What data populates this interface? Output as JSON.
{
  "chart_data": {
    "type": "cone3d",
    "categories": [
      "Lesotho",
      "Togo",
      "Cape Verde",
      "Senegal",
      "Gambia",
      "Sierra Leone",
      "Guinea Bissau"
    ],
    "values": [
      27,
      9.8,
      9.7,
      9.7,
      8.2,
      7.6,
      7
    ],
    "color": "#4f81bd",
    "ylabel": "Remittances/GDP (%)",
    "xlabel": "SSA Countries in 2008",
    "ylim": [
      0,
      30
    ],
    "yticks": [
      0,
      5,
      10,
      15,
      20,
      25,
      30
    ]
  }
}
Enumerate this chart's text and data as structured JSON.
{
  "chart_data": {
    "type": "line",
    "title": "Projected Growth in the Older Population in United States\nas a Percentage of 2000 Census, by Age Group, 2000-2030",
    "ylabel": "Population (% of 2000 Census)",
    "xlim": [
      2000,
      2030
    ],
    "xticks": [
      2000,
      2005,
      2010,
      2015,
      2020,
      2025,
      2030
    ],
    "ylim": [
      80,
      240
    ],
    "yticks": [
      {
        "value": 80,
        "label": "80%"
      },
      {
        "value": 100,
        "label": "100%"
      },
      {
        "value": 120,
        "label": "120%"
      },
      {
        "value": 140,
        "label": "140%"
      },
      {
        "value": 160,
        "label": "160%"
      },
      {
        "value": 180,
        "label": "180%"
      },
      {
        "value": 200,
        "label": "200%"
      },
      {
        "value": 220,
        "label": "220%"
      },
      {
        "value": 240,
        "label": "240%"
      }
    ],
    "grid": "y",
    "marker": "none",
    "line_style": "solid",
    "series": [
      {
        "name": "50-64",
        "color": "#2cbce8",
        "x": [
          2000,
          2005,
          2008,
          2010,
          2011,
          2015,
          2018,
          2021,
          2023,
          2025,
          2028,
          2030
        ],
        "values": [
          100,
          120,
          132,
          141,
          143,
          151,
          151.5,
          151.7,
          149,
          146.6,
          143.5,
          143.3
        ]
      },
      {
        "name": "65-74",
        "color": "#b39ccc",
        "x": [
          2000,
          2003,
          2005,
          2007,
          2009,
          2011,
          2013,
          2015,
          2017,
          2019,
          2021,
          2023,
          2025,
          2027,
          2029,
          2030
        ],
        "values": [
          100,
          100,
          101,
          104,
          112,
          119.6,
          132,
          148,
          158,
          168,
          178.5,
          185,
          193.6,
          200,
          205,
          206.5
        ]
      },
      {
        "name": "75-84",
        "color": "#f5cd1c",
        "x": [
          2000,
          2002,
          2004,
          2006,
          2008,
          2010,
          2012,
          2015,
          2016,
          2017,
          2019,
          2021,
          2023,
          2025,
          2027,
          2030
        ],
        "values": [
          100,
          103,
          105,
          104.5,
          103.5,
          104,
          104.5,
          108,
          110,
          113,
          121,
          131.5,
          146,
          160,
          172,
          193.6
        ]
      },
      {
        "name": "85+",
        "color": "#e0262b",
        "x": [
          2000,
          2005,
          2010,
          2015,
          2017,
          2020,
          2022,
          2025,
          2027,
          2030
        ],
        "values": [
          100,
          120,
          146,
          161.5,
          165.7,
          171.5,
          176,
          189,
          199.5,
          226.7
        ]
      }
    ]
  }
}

[Task brief]
Write out the whole listing exactly.

[Output for this exercise]
What data populates this interface? Output as JSON.
{
  "chart_data": {
    "type": "cone3d",
    "categories": [
      "Lesotho",
      "Togo",
      "Cape Verde",
      "Senegal",
      "Gambia",
      "Sierra Leone",
      "Guinea Bissau"
    ],
    "values": [
      27,
      9.8,
      9.7,
      9.7,
      8.2,
      7.6,
      7
    ],
    "color": "#4f81bd",
    "ylabel": "Remittances/GDP (%)",
    "xlabel": "SSA Countries in 2008",
    "ylim": [
      0,
      30
    ],
    "yticks": [
      0,
      5,
      10,
      15,
      20,
      25,
      30
    ]
  }
}
Enumerate this chart's text and data as structured JSON.
{
  "chart_data": {
    "type": "line",
    "title": "Projected Growth in the Older Population in United States\nas a Percentage of 2000 Census, by Age Group, 2000-2030",
    "ylabel": "Population (% of 2000 Census)",
    "xlim": [
      2000,
      2030
    ],
    "xticks": [
      2000,
      2005,
      2010,
      2015,
      2020,
      2025,
      2030
    ],
    "ylim": [
      80,
      240
    ],
    "yticks": [
      {
        "value": 80,
        "label": "80%"
      },
      {
        "value": 100,
        "label": "100%"
      },
      {
        "value": 120,
        "label": "120%"
      },
      {
        "value": 140,
        "label": "140%"
      },
      {
        "value": 160,
        "label": "160%"
      },
      {
        "value": 180,
        "label": "180%"
      },
      {
        "value": 200,
        "label": "200%"
      },
      {
        "value": 220,
        "label": "220%"
      },
      {
        "value": 240,
        "label": "240%"
      }
    ],
    "grid": "y",
    "marker": "none",
    "line_style": "solid",
    "series": [
      {
        "name": "50-64",
        "color": "#2cbce8",
        "x": [
          2000,
          2005,
          2008,
          2010,
          2011,
          2015,
          2018,
          2021,
          2023,
          2025,
          2028,
          2030
        ],
        "values": [
          100,
          120,
          132,
          141,
          143,
          151,
          151.5,
          151.7,
          149,
          146.6,
          143.5,
          143.3
        ]
      },
      {
        "name": "65-74",
        "color": "#b39ccc",
        "x": [
          2000,
          2003,
          2005,
          2007,
          2009,
          2011,
          2013,
          2015,
          2017,
          2019,
          2021,
          2023,
          2025,
          2027,
          2029,
          2030
        ],
        "values": [
          100,
          100,
          101,
          104,
          112,
          119.6,
          132,
          148,
          158,
          168,
          178.5,
          185,
          193.6,
          200,
          205,
          206.5
        ]
      },
      {
        "name": "75-84",
        "color": "#f5cd1c",
        "x": [
          2000,
          2002,
          2004,
          2006,
          2008,
          2010,
          2012,
          2015,
          2016,
          2017,
          2019,
          2021,
          2023,
          2025,
          2027,
          2030
        ],
        "values": [
          100,
          103,
          105,
          104.5,
          103.5,
          104,
          104.5,
          108,
          110,
          113,
          121,
          131.5,
          146,
          160,
          172,
          193.6
        ]
      },
      {
        "name": "85+",
        "color": "#e0262b",
        "x": [
          2000,
          2005,
          2010,
          2015,
          2017,
          2020,
          2022,
          2025,
          2027,
          2030
        ],
        "values": [
          100,
          120,
          146,
          161.5,
          165.7,
          171.5,
          176,
          189,
          199.5,
          226.7
        ]
      }
    ]
  }
}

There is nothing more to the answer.